PROBLEM DETAILS
Transcribe each record exactly. Include every one.

DATASET EXTRACT
##########

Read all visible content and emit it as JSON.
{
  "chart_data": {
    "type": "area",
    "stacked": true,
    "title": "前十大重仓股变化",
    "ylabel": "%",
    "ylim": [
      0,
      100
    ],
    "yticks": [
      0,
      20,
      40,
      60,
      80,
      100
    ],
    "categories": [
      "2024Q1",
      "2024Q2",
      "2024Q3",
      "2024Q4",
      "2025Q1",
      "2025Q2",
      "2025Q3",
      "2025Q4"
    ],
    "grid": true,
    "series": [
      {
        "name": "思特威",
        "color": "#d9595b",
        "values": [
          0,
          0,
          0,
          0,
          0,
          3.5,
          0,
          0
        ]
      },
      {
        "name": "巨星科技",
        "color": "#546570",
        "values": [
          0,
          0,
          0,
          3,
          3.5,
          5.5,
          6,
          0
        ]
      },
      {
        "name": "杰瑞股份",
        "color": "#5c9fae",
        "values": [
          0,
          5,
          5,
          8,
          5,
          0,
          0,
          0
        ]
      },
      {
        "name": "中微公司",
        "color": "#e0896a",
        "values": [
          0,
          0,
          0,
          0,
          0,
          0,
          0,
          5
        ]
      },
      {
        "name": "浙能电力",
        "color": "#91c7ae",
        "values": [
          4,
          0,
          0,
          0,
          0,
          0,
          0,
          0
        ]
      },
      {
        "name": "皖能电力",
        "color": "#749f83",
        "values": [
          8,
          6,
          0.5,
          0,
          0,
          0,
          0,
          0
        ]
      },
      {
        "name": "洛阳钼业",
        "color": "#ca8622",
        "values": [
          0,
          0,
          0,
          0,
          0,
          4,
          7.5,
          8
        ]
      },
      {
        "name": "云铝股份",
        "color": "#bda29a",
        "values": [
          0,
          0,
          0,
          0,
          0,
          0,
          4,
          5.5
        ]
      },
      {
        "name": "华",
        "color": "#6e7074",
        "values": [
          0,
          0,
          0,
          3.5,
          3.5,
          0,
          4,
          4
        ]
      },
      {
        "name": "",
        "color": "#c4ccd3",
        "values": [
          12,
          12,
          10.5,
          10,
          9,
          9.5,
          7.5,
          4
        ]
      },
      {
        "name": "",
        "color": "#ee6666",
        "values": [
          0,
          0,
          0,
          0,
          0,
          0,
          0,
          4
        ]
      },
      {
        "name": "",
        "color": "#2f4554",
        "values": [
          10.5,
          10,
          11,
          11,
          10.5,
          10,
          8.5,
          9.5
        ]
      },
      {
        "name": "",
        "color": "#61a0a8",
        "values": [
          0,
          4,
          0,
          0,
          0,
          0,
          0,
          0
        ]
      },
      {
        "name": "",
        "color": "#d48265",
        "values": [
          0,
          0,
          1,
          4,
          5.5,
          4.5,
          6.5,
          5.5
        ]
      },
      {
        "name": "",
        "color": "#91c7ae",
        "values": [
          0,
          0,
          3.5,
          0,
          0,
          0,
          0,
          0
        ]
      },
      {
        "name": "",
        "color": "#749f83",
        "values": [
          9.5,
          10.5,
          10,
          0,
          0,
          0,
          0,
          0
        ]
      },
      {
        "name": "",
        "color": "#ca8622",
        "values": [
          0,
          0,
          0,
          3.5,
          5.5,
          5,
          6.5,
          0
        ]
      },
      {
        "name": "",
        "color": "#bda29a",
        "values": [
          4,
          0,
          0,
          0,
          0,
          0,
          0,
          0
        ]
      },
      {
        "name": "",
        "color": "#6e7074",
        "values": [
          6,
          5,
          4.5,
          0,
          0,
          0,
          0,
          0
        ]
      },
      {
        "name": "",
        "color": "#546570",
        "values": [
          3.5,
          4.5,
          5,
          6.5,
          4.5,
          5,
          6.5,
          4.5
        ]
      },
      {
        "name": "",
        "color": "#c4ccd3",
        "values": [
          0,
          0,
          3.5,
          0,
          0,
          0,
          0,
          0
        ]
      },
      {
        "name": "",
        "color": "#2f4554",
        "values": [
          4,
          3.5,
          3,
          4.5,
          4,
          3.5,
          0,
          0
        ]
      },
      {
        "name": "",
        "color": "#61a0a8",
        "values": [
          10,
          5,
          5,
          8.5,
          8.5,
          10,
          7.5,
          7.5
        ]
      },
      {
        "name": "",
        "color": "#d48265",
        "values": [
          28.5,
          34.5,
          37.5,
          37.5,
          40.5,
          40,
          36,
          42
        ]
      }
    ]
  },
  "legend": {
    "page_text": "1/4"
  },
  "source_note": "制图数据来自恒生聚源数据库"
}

##########

WRITTEN ANSWER
Read all visible content and emit it as JSON.
{
  "chart_data": {
    "type": "area",
    "stacked": true,
    "title": "前十大重仓股变化",
    "ylabel": "%",
    "ylim": [
      0,
      100
    ],
    "yticks": [
      0,
      20,
      40,
      60,
      80,
      100
    ],
    "categories": [
      "2024Q1",
      "2024Q2",
      "2024Q3",
      "2024Q4",
      "2025Q1",
      "2025Q2",
      "2025Q3",
      "2025Q4"
    ],
    "grid": true,
    "series": [
      {
        "name": "思特威",
        "color": "#d9595b",
        "values": [
          0,
          0,
          0,
          0,
          0,
          3.5,
          0,
          0
        ]
      },
      {
        "name": "巨星科技",
        "color": "#546570",
        "values": [
          0,
          0,
          0,
          3,
          3.5,
          5.5,
          6,
          0
        ]
      },
      {
        "name": "杰瑞股份",
        "color": "#5c9fae",
        "values": [
          0,
          5,
          5,
          8,
          5,
          0,
          0,
          0
        ]
      },
      {
        "name": "中微公司",
        "color": "#e0896a",
        "values": [
          0,
          0,
          0,
          0,
          0,
          0,
          0,
          5
        ]
      },
      {
        "name": "浙能电力",
        "color": "#91c7ae",
        "values": [
          4,
          0,
          0,
          0,
          0,
          0,
          0,
          0
        ]
      },
      {
        "name": "皖能电力",
        "color": "#749f83",
        "values": [
          8,
          6,
          0.5,
          0,
          0,
          0,
          0,
          0
        ]
      },
      {
        "name": "洛阳钼业",
        "color": "#ca8622",
        "values": [
          0,
          0,
          0,
          0,
          0,
          4,
          7.5,
          8
        ]
      },
      {
        "name": "云铝股份",
        "color": "#bda29a",
        "values": [
          0,
          0,
          0,
          0,
          0,
          0,
          4,
          5.5
        ]
      },
      {
        "name": "华",
        "color": "#6e7074",
        "values": [
          0,
          0,
          0,
          3.5,
          3.5,
          0,
          4,
          4
        ]
      },
      {
        "name": "",
        "color": "#c4ccd3",
        "values": [
          12,
          12,
          10.5,
          10,
          9,
          9.5,
          7.5,
          4
        ]
      },
      {
        "name": "",
        "color": "#ee6666",
        "values": [
          0,
          0,
          0,
          0,
          0,
          0,
          0,
          4
        ]
      },
      {
        "name": "",
        "color": "#2f4554",
        "values": [
          10.5,
          10,
          11,
          11,
          10.5,
          10,
          8.5,
          9.5
        ]
      },
      {
        "name": "",
        "color": "#61a0a8",
        "values": [
          0,
          4,
          0,
          0,
          0,
          0,
          0,
          0
        ]
      },
      {
        "name": "",
        "color": "#d48265",
        "values": [
          0,
          0,
          1,
          4,
          5.5,
          4.5,
          6.5,
          5.5
        ]
      },
      {
        "name": "",
        "color": "#91c7ae",
        "values": [
          0,
          0,
          3.5,
          0,
          0,
          0,
          0,
          0
        ]
      },
      {
        "name": "",
        "color": "#749f83",
        "values": [
          9.5,
          10.5,
          10,
          0,
          0,
          0,
          0,
          0
        ]
      },
      {
        "name": "",
        "color": "#ca8622",
        "values": [
          0,
          0,
          0,
          3.5,
          5.5,
          5,
          6.5,
          0
        ]
      },
      {
        "name": "",
        "color": "#bda29a",
        "values": [
          4,
          0,
          0,
          0,
          0,
          0,
          0,
          0
        ]
      },
      {
        "name": "",
        "color": "#6e7074",
        "values": [
          6,
          5,
          4.5,
          0,
          0,
          0,
          0,
          0
        ]
      },
      {
        "name": "",
        "color": "#546570",
        "values": [
          3.5,
          4.5,
          5,
          6.5,
          4.5,
          5,
          6.5,
          4.5
        ]
      },
      {
        "name": "",
        "color": "#c4ccd3",
        "values": [
          0,
          0,
          3.5,
          0,
          0,
          0,
          0,
          0
        ]
      },
      {
        "name": "",
        "color": "#2f4554",
        "values": [
          4,
          3.5,
          3,
          4.5,
          4,
          3.5,
          0,
          0
        ]
      },
      {
        "name": "",
        "color": "#61a0a8",
        "values": [
          10,
          5,
          5,
          8.5,
          8.5,
          10,
          7.5,
          7.5
        ]
      },
      {
        "name": "",
        "color": "#d48265",
        "values": [
          28.5,
          34.5,
          37.5,
          37.5,
          40.5,
          40,
          36,
          42
        ]
      }
    ]
  },
  "legend": {
    "page_text": "1/4"
  },
  "source_note": "制图数据来自恒生聚源数据库"
}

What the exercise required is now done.